*INPUT MATERIAL*.
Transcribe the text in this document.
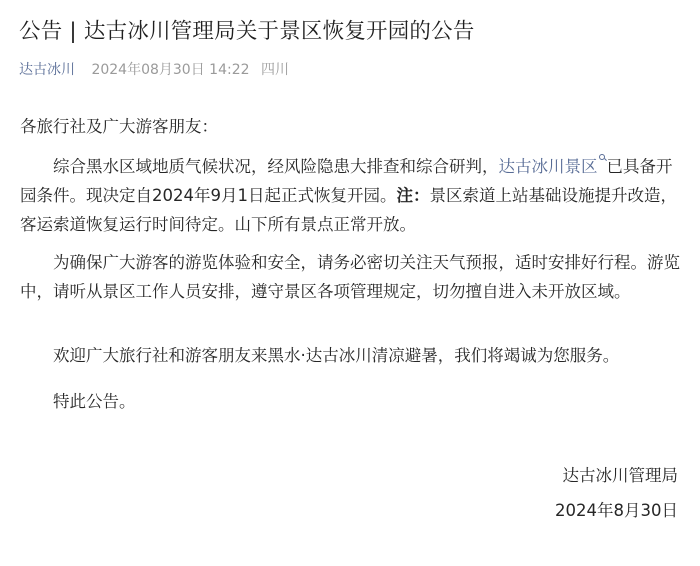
公告 | 达古冰川管理局关于景区恢复开园的公告
达古冰川 2024年08月30日 14:22 四川
各旅行社及广大游客朋友：

综合黑水区域地质气候状况，经风险隐患大排查和综合研判，达古冰川景区 已具备开园条件。现决定自2024年9月1日起正式恢复开园。注：景区索道上站基础设施提升改造，客运索道恢复运行时间待定。山下所有景点正常开放。

为确保广大游客的游览体验和安全，请务必密切关注天气预报，适时安排好行程。游览中，请听从景区工作人员安排，遵守景区各项管理规定，切勿擅自进入未开放区域。

欢迎广大旅行社和游客朋友来黑水·达古冰川清凉避暑，我们将竭诚为您服务。

特此公告。

达古冰川管理局
2024年8月30日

*WHAT TO DO*. Print all of the entries word for word. Skip any images they contain.

*RESULT OF THE EXERCISE*.
Transcribe the text in this document.
公告 | 达古冰川管理局关于景区恢复开园的公告
达古冰川 2024年08月30日 14:22 四川
各旅行社及广大游客朋友：

综合黑水区域地质气候状况，经风险隐患大排查和综合研判，达古冰川景区 已具备开园条件。现决定自2024年9月1日起正式恢复开园。注：景区索道上站基础设施提升改造，客运索道恢复运行时间待定。山下所有景点正常开放。

为确保广大游客的游览体验和安全，请务必密切关注天气预报，适时安排好行程。游览中，请听从景区工作人员安排，遵守景区各项管理规定，切勿擅自进入未开放区域。

欢迎广大旅行社和游客朋友来黑水·达古冰川清凉避暑，我们将竭诚为您服务。

特此公告。

达古冰川管理局
2024年8月30日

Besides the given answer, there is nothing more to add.